DIRECTIONS: Report, as a bare number, how many lines hold "text".

DATA FOR THIS TASK:
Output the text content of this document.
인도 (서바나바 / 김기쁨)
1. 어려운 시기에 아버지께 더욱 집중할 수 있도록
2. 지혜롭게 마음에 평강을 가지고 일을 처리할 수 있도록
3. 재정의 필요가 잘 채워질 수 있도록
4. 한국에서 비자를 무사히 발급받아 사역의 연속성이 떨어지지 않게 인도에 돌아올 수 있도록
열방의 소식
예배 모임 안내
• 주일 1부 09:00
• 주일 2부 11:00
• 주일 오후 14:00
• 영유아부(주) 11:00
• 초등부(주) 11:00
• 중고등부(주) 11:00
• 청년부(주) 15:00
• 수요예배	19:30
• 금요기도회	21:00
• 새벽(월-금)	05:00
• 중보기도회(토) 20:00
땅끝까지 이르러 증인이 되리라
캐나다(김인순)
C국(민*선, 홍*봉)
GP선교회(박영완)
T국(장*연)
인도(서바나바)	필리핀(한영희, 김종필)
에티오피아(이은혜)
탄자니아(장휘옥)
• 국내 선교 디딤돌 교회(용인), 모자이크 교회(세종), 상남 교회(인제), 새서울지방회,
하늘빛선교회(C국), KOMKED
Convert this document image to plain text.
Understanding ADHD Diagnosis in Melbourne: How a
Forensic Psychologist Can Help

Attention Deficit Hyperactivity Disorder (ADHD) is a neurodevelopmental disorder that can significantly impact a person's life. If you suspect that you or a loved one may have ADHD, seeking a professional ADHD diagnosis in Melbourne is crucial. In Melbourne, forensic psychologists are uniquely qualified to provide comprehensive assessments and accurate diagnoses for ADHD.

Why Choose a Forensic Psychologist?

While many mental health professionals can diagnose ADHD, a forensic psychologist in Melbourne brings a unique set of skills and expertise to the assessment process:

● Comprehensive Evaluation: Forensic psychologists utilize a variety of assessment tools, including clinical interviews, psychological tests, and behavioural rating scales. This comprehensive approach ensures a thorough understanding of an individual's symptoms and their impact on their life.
==
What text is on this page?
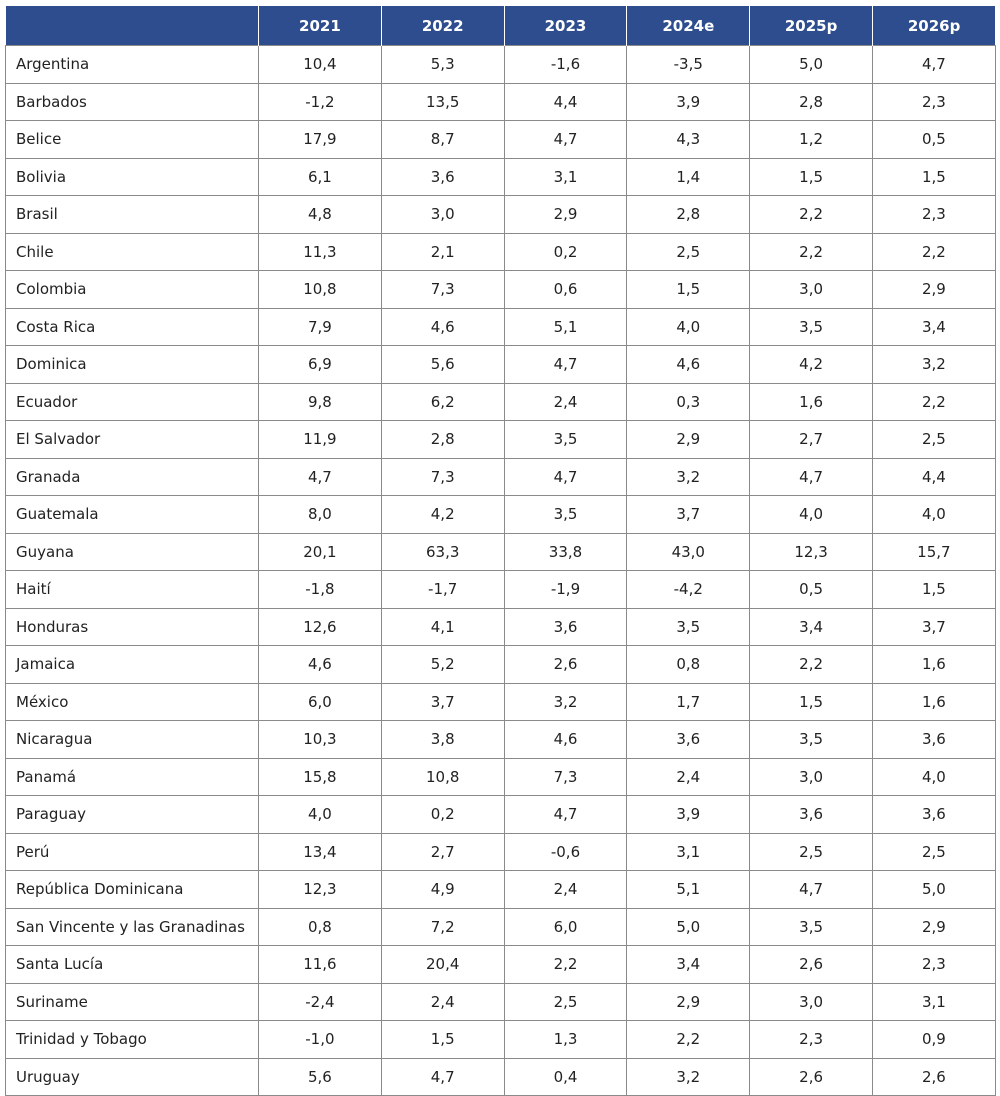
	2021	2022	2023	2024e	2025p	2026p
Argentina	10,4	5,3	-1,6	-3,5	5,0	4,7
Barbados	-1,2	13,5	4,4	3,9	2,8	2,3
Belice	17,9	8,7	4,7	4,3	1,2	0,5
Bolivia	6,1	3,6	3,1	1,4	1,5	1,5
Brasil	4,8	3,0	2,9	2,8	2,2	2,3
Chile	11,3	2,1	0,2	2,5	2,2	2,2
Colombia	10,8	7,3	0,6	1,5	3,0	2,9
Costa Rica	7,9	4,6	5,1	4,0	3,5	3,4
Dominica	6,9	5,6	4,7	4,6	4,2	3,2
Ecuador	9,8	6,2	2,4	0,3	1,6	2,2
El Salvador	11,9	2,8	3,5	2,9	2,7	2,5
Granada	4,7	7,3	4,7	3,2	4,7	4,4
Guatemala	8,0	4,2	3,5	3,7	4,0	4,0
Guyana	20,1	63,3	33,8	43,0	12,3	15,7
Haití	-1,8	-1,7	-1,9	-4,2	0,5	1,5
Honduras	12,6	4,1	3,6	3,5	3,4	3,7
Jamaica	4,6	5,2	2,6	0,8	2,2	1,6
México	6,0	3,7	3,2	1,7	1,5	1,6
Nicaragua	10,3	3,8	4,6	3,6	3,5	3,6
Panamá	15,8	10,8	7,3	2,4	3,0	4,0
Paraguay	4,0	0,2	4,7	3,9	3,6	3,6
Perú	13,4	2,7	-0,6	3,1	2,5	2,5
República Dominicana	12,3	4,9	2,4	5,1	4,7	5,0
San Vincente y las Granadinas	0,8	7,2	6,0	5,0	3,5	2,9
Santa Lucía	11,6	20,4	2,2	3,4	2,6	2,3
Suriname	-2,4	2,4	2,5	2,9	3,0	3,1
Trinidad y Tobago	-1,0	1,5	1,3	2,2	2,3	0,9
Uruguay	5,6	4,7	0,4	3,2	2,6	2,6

RESPONSE FOR THIS EXERCISE: 3